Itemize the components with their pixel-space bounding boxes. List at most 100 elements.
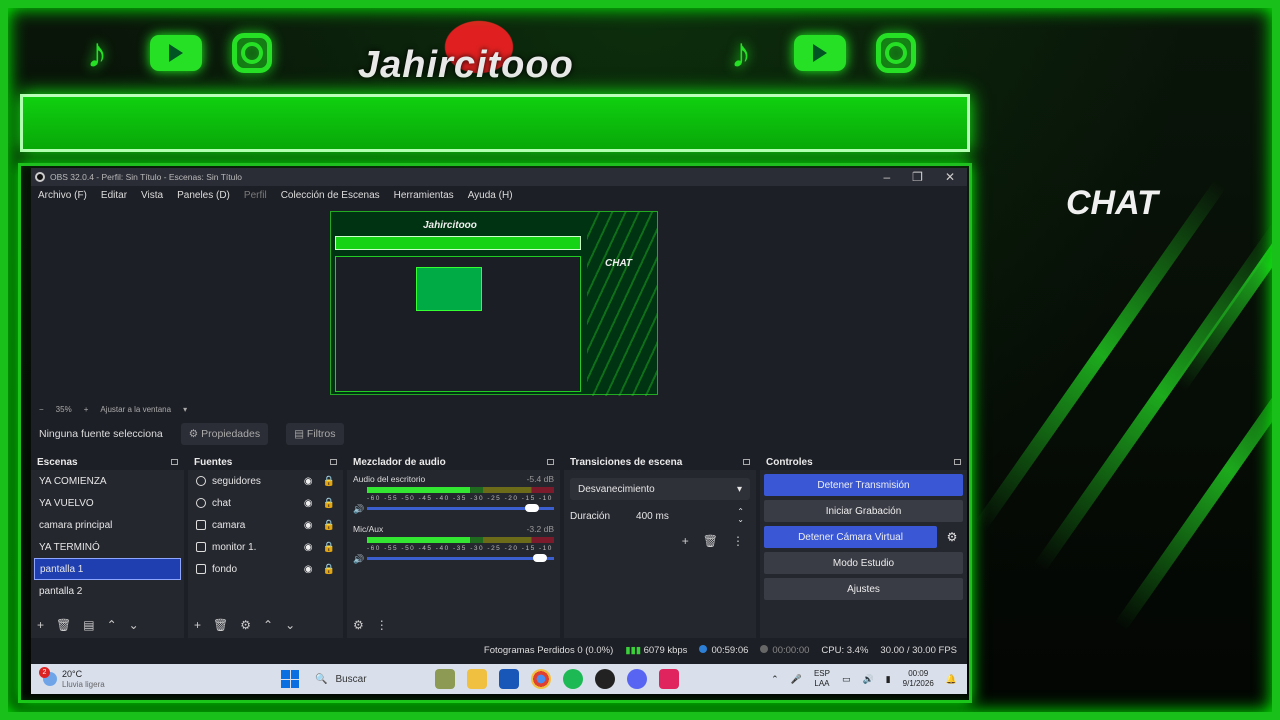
stop-stream-button[interactable]: Detener Transmisión — [764, 474, 963, 496]
widget-app-icon[interactable] — [435, 669, 455, 689]
fit-window-label[interactable]: Ajustar a la ventana — [100, 405, 171, 414]
volume-slider[interactable] — [367, 554, 554, 562]
scene-item[interactable]: YA VUELVO — [31, 492, 184, 514]
controls-dock: Controles Detener Transmisión Iniciar Gr… — [760, 454, 967, 638]
search-label: Buscar — [335, 673, 367, 685]
gear-icon[interactable]: ⚙ — [240, 618, 251, 632]
notifications-icon[interactable]: 🔔 — [946, 674, 957, 685]
store-app-icon[interactable] — [499, 669, 519, 689]
menu-vista[interactable]: Vista — [141, 190, 163, 201]
chevron-down-icon[interactable]: ▾ — [183, 405, 187, 414]
more-options-icon[interactable]: ⋮ — [376, 618, 388, 632]
duration-input[interactable]: 400 ms ⌃ ⌄ — [628, 506, 750, 526]
add-icon[interactable]: + — [194, 618, 201, 632]
eye-icon[interactable]: ◉ — [304, 564, 313, 575]
eye-icon[interactable]: ◉ — [304, 542, 313, 553]
volume-slider[interactable] — [367, 504, 554, 512]
close-icon[interactable]: ✕ — [945, 170, 955, 184]
speaker-icon[interactable]: 🔊 — [353, 504, 364, 515]
move-up-icon[interactable]: ⌃ — [263, 618, 273, 632]
chevron-up-icon[interactable]: ⌃ — [771, 674, 779, 685]
undock-icon[interactable] — [954, 459, 961, 465]
transition-select[interactable]: Desvanecimiento ▾ — [570, 478, 750, 500]
settings-button[interactable]: Ajustes — [764, 578, 963, 600]
menu-ayuda[interactable]: Ayuda (H) — [468, 190, 513, 201]
trash-icon[interactable]: 🗑 — [56, 618, 71, 632]
scene-item-selected[interactable]: pantalla 1 — [34, 558, 181, 580]
volume-icon[interactable]: 🔊 — [862, 674, 873, 685]
add-icon[interactable]: + — [37, 618, 44, 632]
source-item[interactable]: seguidores ◉ 🔒 — [188, 470, 343, 492]
lock-icon[interactable]: 🔒 — [323, 542, 335, 553]
obs-logo-icon — [35, 172, 45, 182]
zoom-in-button[interactable]: + — [84, 405, 89, 414]
source-name: chat — [212, 497, 231, 509]
spotify-icon[interactable] — [563, 669, 583, 689]
weather-widget[interactable]: 2 20°C Lluvia ligera — [31, 667, 281, 690]
eye-icon[interactable]: ◉ — [304, 498, 313, 509]
undock-icon[interactable] — [171, 459, 178, 465]
scene-item[interactable]: YA TERMINÓ — [31, 536, 184, 558]
menu-archivo[interactable]: Archivo (F) — [38, 190, 87, 201]
clock[interactable]: 00:09 9/1/2026 — [903, 669, 934, 689]
scene-item[interactable]: pantalla 2 — [31, 580, 184, 602]
filters-button[interactable]: ▤ Filtros — [286, 423, 344, 445]
undock-icon[interactable] — [330, 459, 337, 465]
volume-slider-knob[interactable] — [532, 554, 547, 562]
language-indicator[interactable]: ESP LAA — [814, 669, 830, 689]
eye-icon[interactable]: ◉ — [304, 476, 313, 487]
obs-app-icon[interactable] — [595, 669, 615, 689]
studio-mode-button[interactable]: Modo Estudio — [764, 552, 963, 574]
scene-item[interactable]: camara principal — [31, 514, 184, 536]
lock-icon[interactable]: 🔒 — [323, 520, 335, 531]
source-item[interactable]: chat ◉ 🔒 — [188, 492, 343, 514]
undock-icon[interactable] — [547, 459, 554, 465]
trash-icon[interactable]: 🗑 — [703, 534, 718, 548]
preview-area[interactable]: Jahircitooo CHAT — [31, 206, 967, 402]
taskbar-search[interactable]: 🔍 Buscar — [315, 674, 435, 685]
properties-button[interactable]: ⚙ Propiedades — [180, 423, 269, 445]
start-recording-button[interactable]: Iniciar Grabación — [764, 500, 963, 522]
add-icon[interactable]: + — [682, 534, 689, 548]
trash-icon[interactable]: 🗑 — [213, 618, 228, 632]
scene-item[interactable]: YA COMIENZA — [31, 470, 184, 492]
lock-icon[interactable]: 🔒 — [323, 498, 335, 509]
tiktok-app-icon[interactable] — [659, 669, 679, 689]
stepper-icon[interactable]: ⌃ ⌄ — [737, 508, 744, 524]
source-item[interactable]: fondo ◉ 🔒 — [188, 558, 343, 580]
source-item[interactable]: camara ◉ 🔒 — [188, 514, 343, 536]
network-icon[interactable]: ▭ — [842, 674, 851, 685]
move-up-icon[interactable]: ⌃ — [107, 618, 117, 632]
microphone-icon[interactable]: 🎤 — [791, 674, 802, 685]
gear-icon[interactable]: ⚙ — [941, 526, 963, 548]
volume-slider-knob[interactable] — [525, 504, 540, 512]
move-down-icon[interactable]: ⌄ — [285, 618, 295, 632]
stop-virtual-camera-button[interactable]: Detener Cámara Virtual — [764, 526, 937, 548]
menu-perfil[interactable]: Perfil — [244, 190, 267, 201]
menu-paneles[interactable]: Paneles (D) — [177, 190, 230, 201]
maximize-icon[interactable]: ❐ — [912, 170, 923, 184]
eye-icon[interactable]: ◉ — [304, 520, 313, 531]
minimize-icon[interactable]: – — [883, 170, 890, 184]
menu-editar[interactable]: Editar — [101, 190, 127, 201]
battery-icon[interactable]: ▮ — [886, 674, 891, 685]
lock-icon[interactable]: 🔒 — [323, 564, 335, 575]
lock-icon[interactable]: 🔒 — [323, 476, 335, 487]
menu-herramientas[interactable]: Herramientas — [394, 190, 454, 201]
source-item[interactable]: monitor 1. ◉ 🔒 — [188, 536, 343, 558]
more-options-icon[interactable]: ⋮ — [732, 534, 744, 548]
zoom-out-button[interactable]: − — [39, 405, 44, 414]
move-down-icon[interactable]: ⌄ — [129, 618, 139, 632]
controls-title: Controles — [766, 456, 813, 468]
chrome-icon[interactable] — [531, 669, 551, 689]
advanced-audio-icon[interactable]: ⚙ — [353, 618, 364, 632]
start-button[interactable] — [281, 670, 299, 688]
undock-icon[interactable] — [743, 459, 750, 465]
fps: 30.00 / 30.00 FPS — [880, 644, 957, 656]
scene-filters-icon[interactable]: ▤ — [83, 618, 94, 632]
discord-icon[interactable] — [627, 669, 647, 689]
menu-coleccion-escenas[interactable]: Colección de Escenas — [281, 190, 380, 201]
preview-canvas[interactable]: Jahircitooo CHAT — [330, 211, 658, 396]
file-explorer-icon[interactable] — [467, 669, 487, 689]
speaker-icon[interactable]: 🔊 — [353, 554, 364, 565]
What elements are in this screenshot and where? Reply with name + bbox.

══════════

• **WHAT TO PRODUCE**
Rewrite the listing above as a Markdown table with two columns, Row and Line, giving each line its own numbered row and skipping blank lines. Leave the pictures out of the answer.

• **RESULT FOR THIS TASK**
| Row | Line |
|---|---|
| 1 | Itemize the components with their pixel-space bounding boxes. List at most 100 elements. |
| 2 | stop-stream-button[interactable]: Detener Transmisión — [764, 474, 963, 496] |
| 3 | widget-app-icon[interactable] — [435, 669, 455, 689] |
| 4 | fit-window-label[interactable]: Ajustar a la ventana — [100, 405, 171, 414] |
| 5 | volume-slider[interactable] — [367, 554, 554, 562] |
| 6 | scene-item[interactable]: YA VUELVO — [31, 492, 184, 514] |
| 7 | controls-dock: Controles Detener Transmisión Iniciar Gr… — [760, 454, 967, 638] |
| 8 | search-label: Buscar — [335, 673, 367, 685] |
| 9 | gear-icon[interactable]: ⚙ — [240, 618, 251, 632] |
| 10 | notifications-icon[interactable]: 🔔 — [946, 674, 957, 685] |
| 11 | store-app-icon[interactable] — [499, 669, 519, 689] |
| 12 | menu-vista[interactable]: Vista — [141, 190, 163, 201] |
| 13 | chevron-down-icon[interactable]: ▾ — [183, 405, 187, 414] |
| 14 | more-options-icon[interactable]: ⋮ — [376, 618, 388, 632] |
| 15 | duration-input[interactable]: 400 ms ⌃ ⌄ — [628, 506, 750, 526] |
| 16 | add-icon[interactable]: + — [194, 618, 201, 632] |
| 17 | eye-icon[interactable]: ◉ — [304, 564, 313, 575] |
| 18 | eye-icon[interactable]: ◉ — [304, 542, 313, 553] |
| 19 | volume-slider[interactable] — [367, 504, 554, 512] |
| 20 | close-icon[interactable]: ✕ — [945, 170, 955, 184] |
| 21 | speaker-icon[interactable]: 🔊 — [353, 504, 364, 515] |
| 22 | move-up-icon[interactable]: ⌃ — [263, 618, 273, 632] |
| 23 | chevron-up-icon[interactable]: ⌃ — [771, 674, 779, 685] |
| 24 | undock-icon[interactable] — [954, 459, 961, 465] |
| 25 | transition-select[interactable]: Desvanecimiento ▾ — [570, 478, 750, 500] |
| 26 | settings-button[interactable]: Ajustes — [764, 578, 963, 600] |
| 27 | menu-ayuda[interactable]: Ayuda (H) — [468, 190, 513, 201] |
| 28 | trash-icon[interactable]: 🗑 — [56, 618, 71, 632] |
| 29 | scene-item-selected[interactable]: pantalla 1 — [34, 558, 181, 580] |
| 30 | volume-icon[interactable]: 🔊 — [862, 674, 873, 685] |
| 31 | add-icon[interactable]: + — [37, 618, 44, 632] |
| 32 | source-item[interactable]: seguidores ◉ 🔒 — [188, 470, 343, 492] |
| 33 | lock-icon[interactable]: 🔒 — [323, 542, 335, 553] |
| 34 | obs-logo-icon — [35, 172, 45, 182] |
| 35 | zoom-in-button[interactable]: + — [84, 405, 89, 414] |
| 36 | source-name: chat — [212, 497, 231, 509] |
| 37 | spotify-icon[interactable] — [563, 669, 583, 689] |
| 38 | weather-widget[interactable]: 2 20°C Lluvia ligera — [31, 667, 281, 690] |
| 39 | eye-icon[interactable]: ◉ — [304, 498, 313, 509] |
| 40 | undock-icon[interactable] — [171, 459, 178, 465] |
| 41 | scene-item[interactable]: YA TERMINÓ — [31, 536, 184, 558] |
| 42 | menu-archivo[interactable]: Archivo (F) — [38, 190, 87, 201] |
| 43 | clock[interactable]: 00:09 9/1/2026 — [903, 669, 934, 689] |
| 44 | scene-item[interactable]: pantalla 2 — [31, 580, 184, 602] |
| 45 | filters-button[interactable]: ▤ Filtros — [286, 423, 344, 445] |
| 46 | undock-icon[interactable] — [330, 459, 337, 465] |
| 47 | volume-slider-knob[interactable] — [532, 554, 547, 562] |
| 48 | language-indicator[interactable]: ESP LAA — [814, 669, 830, 689] |
| 49 | eye-icon[interactable]: ◉ — [304, 476, 313, 487] |
| 50 | obs-app-icon[interactable] — [595, 669, 615, 689] |
| 51 | studio-mode-button[interactable]: Modo Estudio — [764, 552, 963, 574] |
| 52 | scene-item[interactable]: camara principal — [31, 514, 184, 536] |
| 53 | lock-icon[interactable]: 🔒 — [323, 520, 335, 531] |
| 54 | source-item[interactable]: chat ◉ 🔒 — [188, 492, 343, 514] |
| 55 | undock-icon[interactable] — [547, 459, 554, 465] |
| 56 | trash-icon[interactable]: 🗑 — [703, 534, 718, 548] |
| 57 | preview-area[interactable]: Jahircitooo CHAT — [31, 206, 967, 402] |
| 58 | taskbar-search[interactable]: 🔍 Buscar — [315, 674, 435, 685] |
| 59 | properties-button[interactable]: ⚙ Propiedades — [180, 423, 269, 445] |
| 60 | start-recording-button[interactable]: Iniciar Grabación — [764, 500, 963, 522] |
| 61 | add-icon[interactable]: + — [682, 534, 689, 548] |
| 62 | trash-icon[interactable]: 🗑 — [213, 618, 228, 632] |
| 63 | scene-item[interactable]: YA COMIENZA — [31, 470, 184, 492] |
| 64 | lock-icon[interactable]: 🔒 — [323, 498, 335, 509] |
| 65 | tiktok-app-icon[interactable] — [659, 669, 679, 689] |
| 66 | stepper-icon[interactable]: ⌃ ⌄ — [737, 508, 744, 524] |
| 67 | source-item[interactable]: fondo ◉ 🔒 — [188, 558, 343, 580] |
| 68 | source-item[interactable]: camara ◉ 🔒 — [188, 514, 343, 536] |
| 69 | network-icon[interactable]: ▭ — [842, 674, 851, 685] |
| 70 | move-up-icon[interactable]: ⌃ — [107, 618, 117, 632] |
| 71 | microphone-icon[interactable]: 🎤 — [791, 674, 802, 685] |
| 72 | gear-icon[interactable]: ⚙ — [941, 526, 963, 548] |
| 73 | volume-slider-knob[interactable] — [525, 504, 540, 512] |
| 74 | move-down-icon[interactable]: ⌄ — [285, 618, 295, 632] |
| 75 | stop-virtual-camera-button[interactable]: Detener Cámara Virtual — [764, 526, 937, 548] |
| 76 | menu-perfil[interactable]: Perfil — [244, 190, 267, 201] |
| 77 | menu-paneles[interactable]: Paneles (D) — [177, 190, 230, 201] |
| 78 | maximize-icon[interactable]: ❐ — [912, 170, 923, 184] |
| 79 | eye-icon[interactable]: ◉ — [304, 520, 313, 531] |
| 80 | minimize-icon[interactable]: – — [883, 170, 890, 184] |
| 81 | menu-editar[interactable]: Editar — [101, 190, 127, 201] |
| 82 | battery-icon[interactable]: ▮ — [886, 674, 891, 685] |
| 83 | lock-icon[interactable]: 🔒 — [323, 564, 335, 575] |
| 84 | lock-icon[interactable]: 🔒 — [323, 476, 335, 487] |
| 85 | menu-herramientas[interactable]: Herramientas — [394, 190, 454, 201] |
| 86 | source-item[interactable]: monitor 1. ◉ 🔒 — [188, 536, 343, 558] |
| 87 | more-options-icon[interactable]: ⋮ — [732, 534, 744, 548] |
| 88 | zoom-out-button[interactable]: − — [39, 405, 44, 414] |
| 89 | move-down-icon[interactable]: ⌄ — [129, 618, 139, 632] |
| 90 | controls-title: Controles — [766, 456, 813, 468] |
| 91 | chrome-icon[interactable] — [531, 669, 551, 689] |
| 92 | advanced-audio-icon[interactable]: ⚙ — [353, 618, 364, 632] |
| 93 | start-button[interactable] — [281, 670, 299, 688] |
| 94 | undock-icon[interactable] — [743, 459, 750, 465] |
| 95 | fps: 30.00 / 30.00 FPS — [880, 644, 957, 656] |
| 96 | scene-filters-icon[interactable]: ▤ — [83, 618, 94, 632] |
| 97 | discord-icon[interactable] — [627, 669, 647, 689] |
| 98 | menu-coleccion-escenas[interactable]: Colección de Escenas — [281, 190, 380, 201] |
| 99 | preview-canvas[interactable]: Jahircitooo CHAT — [330, 211, 658, 396] |
| 100 | file-explorer-icon[interactable] — [467, 669, 487, 689] |
| 101 | speaker-icon[interactable]: 🔊 — [353, 554, 364, 565] |
| 102 | What elements are in this screenshot and where? Reply with name + bbox. |